→ **SET TASK**: Pull out every line in the data that has the string "JKFIGURE" in it.

>> Begin LISTED ENTRIES

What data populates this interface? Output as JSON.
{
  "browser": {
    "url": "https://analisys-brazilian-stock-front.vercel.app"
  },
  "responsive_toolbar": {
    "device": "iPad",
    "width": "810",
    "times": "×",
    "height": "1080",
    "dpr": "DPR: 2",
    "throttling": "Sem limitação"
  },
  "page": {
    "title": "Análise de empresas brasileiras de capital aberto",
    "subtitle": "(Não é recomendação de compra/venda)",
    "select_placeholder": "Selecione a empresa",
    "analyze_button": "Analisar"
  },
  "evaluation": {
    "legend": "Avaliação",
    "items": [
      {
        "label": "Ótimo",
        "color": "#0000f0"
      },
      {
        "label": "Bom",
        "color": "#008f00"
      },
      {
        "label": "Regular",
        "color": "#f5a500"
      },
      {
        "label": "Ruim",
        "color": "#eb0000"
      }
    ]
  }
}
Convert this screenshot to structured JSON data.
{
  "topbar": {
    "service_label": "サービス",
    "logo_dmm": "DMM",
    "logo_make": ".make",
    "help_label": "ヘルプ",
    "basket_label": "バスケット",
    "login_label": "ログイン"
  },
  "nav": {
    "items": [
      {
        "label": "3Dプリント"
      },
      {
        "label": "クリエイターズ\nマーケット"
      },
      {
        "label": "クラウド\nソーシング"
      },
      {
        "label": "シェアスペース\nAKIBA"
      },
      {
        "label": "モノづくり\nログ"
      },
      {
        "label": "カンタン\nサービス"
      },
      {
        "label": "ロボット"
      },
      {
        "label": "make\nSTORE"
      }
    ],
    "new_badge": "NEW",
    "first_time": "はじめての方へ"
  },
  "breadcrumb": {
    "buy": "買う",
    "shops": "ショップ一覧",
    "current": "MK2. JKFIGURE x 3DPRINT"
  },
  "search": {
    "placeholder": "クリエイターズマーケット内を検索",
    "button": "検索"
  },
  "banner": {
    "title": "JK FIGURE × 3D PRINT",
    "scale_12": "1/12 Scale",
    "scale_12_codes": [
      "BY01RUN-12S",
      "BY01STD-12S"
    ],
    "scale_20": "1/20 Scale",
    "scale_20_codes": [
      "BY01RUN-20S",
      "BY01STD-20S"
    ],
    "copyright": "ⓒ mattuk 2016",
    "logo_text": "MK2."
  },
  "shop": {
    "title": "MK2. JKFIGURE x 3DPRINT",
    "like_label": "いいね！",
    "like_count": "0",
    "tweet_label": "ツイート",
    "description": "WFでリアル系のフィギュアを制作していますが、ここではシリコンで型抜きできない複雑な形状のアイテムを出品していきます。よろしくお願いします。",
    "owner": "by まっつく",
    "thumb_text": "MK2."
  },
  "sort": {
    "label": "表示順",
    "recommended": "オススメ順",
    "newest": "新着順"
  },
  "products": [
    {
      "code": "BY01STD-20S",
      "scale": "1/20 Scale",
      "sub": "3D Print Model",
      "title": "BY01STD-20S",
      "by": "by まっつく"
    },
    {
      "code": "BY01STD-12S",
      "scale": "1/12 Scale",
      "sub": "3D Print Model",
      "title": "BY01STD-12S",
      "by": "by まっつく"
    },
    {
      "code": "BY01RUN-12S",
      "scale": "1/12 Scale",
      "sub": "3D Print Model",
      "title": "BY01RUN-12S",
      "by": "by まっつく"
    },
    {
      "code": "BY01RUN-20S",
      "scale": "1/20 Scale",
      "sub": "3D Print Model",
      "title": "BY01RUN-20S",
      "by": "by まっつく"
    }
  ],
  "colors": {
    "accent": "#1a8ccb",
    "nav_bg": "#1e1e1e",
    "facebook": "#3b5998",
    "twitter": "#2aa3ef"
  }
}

>> End LISTED ENTRIES

→ **EXERCISE RESULT**:
    "current": "MK2. JKFIGURE x 3DPRINT"
    "title": "MK2. JKFIGURE x 3DPRINT",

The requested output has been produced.